─── Data to process

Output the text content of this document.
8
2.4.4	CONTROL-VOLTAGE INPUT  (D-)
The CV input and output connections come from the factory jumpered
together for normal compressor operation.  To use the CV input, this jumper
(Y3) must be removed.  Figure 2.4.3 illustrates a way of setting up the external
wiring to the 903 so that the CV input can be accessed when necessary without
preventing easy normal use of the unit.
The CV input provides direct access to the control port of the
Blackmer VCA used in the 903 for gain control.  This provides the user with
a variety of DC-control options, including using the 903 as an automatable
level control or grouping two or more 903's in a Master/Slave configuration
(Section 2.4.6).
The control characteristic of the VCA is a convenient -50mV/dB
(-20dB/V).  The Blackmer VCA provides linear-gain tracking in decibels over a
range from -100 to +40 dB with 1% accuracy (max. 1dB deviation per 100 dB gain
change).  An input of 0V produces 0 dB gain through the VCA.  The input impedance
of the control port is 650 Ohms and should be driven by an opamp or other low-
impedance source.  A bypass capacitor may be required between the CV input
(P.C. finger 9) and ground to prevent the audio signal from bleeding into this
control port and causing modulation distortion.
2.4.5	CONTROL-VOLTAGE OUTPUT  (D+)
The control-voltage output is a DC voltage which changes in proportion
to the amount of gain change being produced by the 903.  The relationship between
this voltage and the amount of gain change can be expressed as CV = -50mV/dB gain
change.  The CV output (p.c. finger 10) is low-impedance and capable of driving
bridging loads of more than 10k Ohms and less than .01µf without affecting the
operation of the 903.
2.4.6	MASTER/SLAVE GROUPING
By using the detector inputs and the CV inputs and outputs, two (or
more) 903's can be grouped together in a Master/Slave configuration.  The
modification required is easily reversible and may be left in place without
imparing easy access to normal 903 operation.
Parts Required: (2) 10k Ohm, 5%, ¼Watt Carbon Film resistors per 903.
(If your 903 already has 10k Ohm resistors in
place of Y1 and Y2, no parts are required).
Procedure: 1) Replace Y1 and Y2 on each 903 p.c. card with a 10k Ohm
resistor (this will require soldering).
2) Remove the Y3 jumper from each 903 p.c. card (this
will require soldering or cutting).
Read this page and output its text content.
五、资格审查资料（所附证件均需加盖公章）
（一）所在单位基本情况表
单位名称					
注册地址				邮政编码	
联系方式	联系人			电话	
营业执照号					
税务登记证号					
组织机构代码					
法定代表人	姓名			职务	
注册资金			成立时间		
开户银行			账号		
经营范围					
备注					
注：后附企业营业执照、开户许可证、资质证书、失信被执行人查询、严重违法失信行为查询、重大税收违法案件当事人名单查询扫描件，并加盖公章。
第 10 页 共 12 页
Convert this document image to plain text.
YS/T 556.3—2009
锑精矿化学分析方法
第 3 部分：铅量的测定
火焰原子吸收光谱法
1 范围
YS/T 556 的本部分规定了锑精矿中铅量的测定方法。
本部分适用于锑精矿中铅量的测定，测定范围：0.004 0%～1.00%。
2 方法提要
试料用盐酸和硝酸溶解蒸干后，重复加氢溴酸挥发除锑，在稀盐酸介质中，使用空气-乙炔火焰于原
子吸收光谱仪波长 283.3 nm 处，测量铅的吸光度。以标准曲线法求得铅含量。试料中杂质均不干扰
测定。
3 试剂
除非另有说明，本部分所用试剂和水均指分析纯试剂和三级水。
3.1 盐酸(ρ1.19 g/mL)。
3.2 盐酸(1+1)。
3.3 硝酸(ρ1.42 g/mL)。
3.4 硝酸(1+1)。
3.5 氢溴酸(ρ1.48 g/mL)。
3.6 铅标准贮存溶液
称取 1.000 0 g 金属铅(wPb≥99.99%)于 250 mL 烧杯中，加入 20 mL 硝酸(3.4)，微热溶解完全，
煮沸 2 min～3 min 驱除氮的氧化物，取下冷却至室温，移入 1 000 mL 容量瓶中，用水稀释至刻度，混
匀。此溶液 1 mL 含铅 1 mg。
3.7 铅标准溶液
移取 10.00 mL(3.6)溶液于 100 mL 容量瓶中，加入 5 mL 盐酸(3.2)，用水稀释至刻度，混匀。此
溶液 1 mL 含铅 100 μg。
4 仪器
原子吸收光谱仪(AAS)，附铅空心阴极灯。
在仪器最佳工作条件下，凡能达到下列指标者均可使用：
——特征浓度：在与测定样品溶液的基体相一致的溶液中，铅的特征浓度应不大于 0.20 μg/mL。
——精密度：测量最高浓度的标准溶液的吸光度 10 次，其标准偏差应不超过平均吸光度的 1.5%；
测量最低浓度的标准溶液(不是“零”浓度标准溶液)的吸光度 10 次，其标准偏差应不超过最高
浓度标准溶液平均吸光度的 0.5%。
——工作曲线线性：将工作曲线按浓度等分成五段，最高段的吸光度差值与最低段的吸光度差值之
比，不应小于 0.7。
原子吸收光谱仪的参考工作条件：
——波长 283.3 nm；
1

──────

▶ _Problem details_
Reproduce the listing in full. Keep it exactly as written.

▶ _Reply to the task_
Output the text content of this document.
8
2.4.4	CONTROL-VOLTAGE INPUT  (D-)
The CV input and output connections come from the factory jumpered
together for normal compressor operation.  To use the CV input, this jumper
(Y3) must be removed.  Figure 2.4.3 illustrates a way of setting up the external
wiring to the 903 so that the CV input can be accessed when necessary without
preventing easy normal use of the unit.
The CV input provides direct access to the control port of the
Blackmer VCA used in the 903 for gain control.  This provides the user with
a variety of DC-control options, including using the 903 as an automatable
level control or grouping two or more 903's in a Master/Slave configuration
(Section 2.4.6).
The control characteristic of the VCA is a convenient -50mV/dB
(-20dB/V).  The Blackmer VCA provides linear-gain tracking in decibels over a
range from -100 to +40 dB with 1% accuracy (max. 1dB deviation per 100 dB gain
change).  An input of 0V produces 0 dB gain through the VCA.  The input impedance
of the control port is 650 Ohms and should be driven by an opamp or other low-
impedance source.  A bypass capacitor may be required between the CV input
(P.C. finger 9) and ground to prevent the audio signal from bleeding into this
control port and causing modulation distortion.
2.4.5	CONTROL-VOLTAGE OUTPUT  (D+)
The control-voltage output is a DC voltage which changes in proportion
to the amount of gain change being produced by the 903.  The relationship between
this voltage and the amount of gain change can be expressed as CV = -50mV/dB gain
change.  The CV output (p.c. finger 10) is low-impedance and capable of driving
bridging loads of more than 10k Ohms and less than .01µf without affecting the
operation of the 903.
2.4.6	MASTER/SLAVE GROUPING
By using the detector inputs and the CV inputs and outputs, two (or
more) 903's can be grouped together in a Master/Slave configuration.  The
modification required is easily reversible and may be left in place without
imparing easy access to normal 903 operation.
Parts Required: (2) 10k Ohm, 5%, ¼Watt Carbon Film resistors per 903.
(If your 903 already has 10k Ohm resistors in
place of Y1 and Y2, no parts are required).
Procedure: 1) Replace Y1 and Y2 on each 903 p.c. card with a 10k Ohm
resistor (this will require soldering).
2) Remove the Y3 jumper from each 903 p.c. card (this
will require soldering or cutting).
Read this page and output its text content.
五、资格审查资料（所附证件均需加盖公章）
（一）所在单位基本情况表
单位名称					
注册地址				邮政编码	
联系方式	联系人			电话	
营业执照号					
税务登记证号					
组织机构代码					
法定代表人	姓名			职务	
注册资金			成立时间		
开户银行			账号		
经营范围					
备注					
注：后附企业营业执照、开户许可证、资质证书、失信被执行人查询、严重违法失信行为查询、重大税收违法案件当事人名单查询扫描件，并加盖公章。
第 10 页 共 12 页
Convert this document image to plain text.
YS/T 556.3—2009
锑精矿化学分析方法
第 3 部分：铅量的测定
火焰原子吸收光谱法
1 范围
YS/T 556 的本部分规定了锑精矿中铅量的测定方法。
本部分适用于锑精矿中铅量的测定，测定范围：0.004 0%～1.00%。
2 方法提要
试料用盐酸和硝酸溶解蒸干后，重复加氢溴酸挥发除锑，在稀盐酸介质中，使用空气-乙炔火焰于原
子吸收光谱仪波长 283.3 nm 处，测量铅的吸光度。以标准曲线法求得铅含量。试料中杂质均不干扰
测定。
3 试剂
除非另有说明，本部分所用试剂和水均指分析纯试剂和三级水。
3.1 盐酸(ρ1.19 g/mL)。
3.2 盐酸(1+1)。
3.3 硝酸(ρ1.42 g/mL)。
3.4 硝酸(1+1)。
3.5 氢溴酸(ρ1.48 g/mL)。
3.6 铅标准贮存溶液
称取 1.000 0 g 金属铅(wPb≥99.99%)于 250 mL 烧杯中，加入 20 mL 硝酸(3.4)，微热溶解完全，
煮沸 2 min～3 min 驱除氮的氧化物，取下冷却至室温，移入 1 000 mL 容量瓶中，用水稀释至刻度，混
匀。此溶液 1 mL 含铅 1 mg。
3.7 铅标准溶液
移取 10.00 mL(3.6)溶液于 100 mL 容量瓶中，加入 5 mL 盐酸(3.2)，用水稀释至刻度，混匀。此
溶液 1 mL 含铅 100 μg。
4 仪器
原子吸收光谱仪(AAS)，附铅空心阴极灯。
在仪器最佳工作条件下，凡能达到下列指标者均可使用：
——特征浓度：在与测定样品溶液的基体相一致的溶液中，铅的特征浓度应不大于 0.20 μg/mL。
——精密度：测量最高浓度的标准溶液的吸光度 10 次，其标准偏差应不超过平均吸光度的 1.5%；
测量最低浓度的标准溶液(不是“零”浓度标准溶液)的吸光度 10 次，其标准偏差应不超过最高
浓度标准溶液平均吸光度的 0.5%。
——工作曲线线性：将工作曲线按浓度等分成五段，最高段的吸光度差值与最低段的吸光度差值之
比，不应小于 0.7。
原子吸收光谱仪的参考工作条件：
——波长 283.3 nm；
1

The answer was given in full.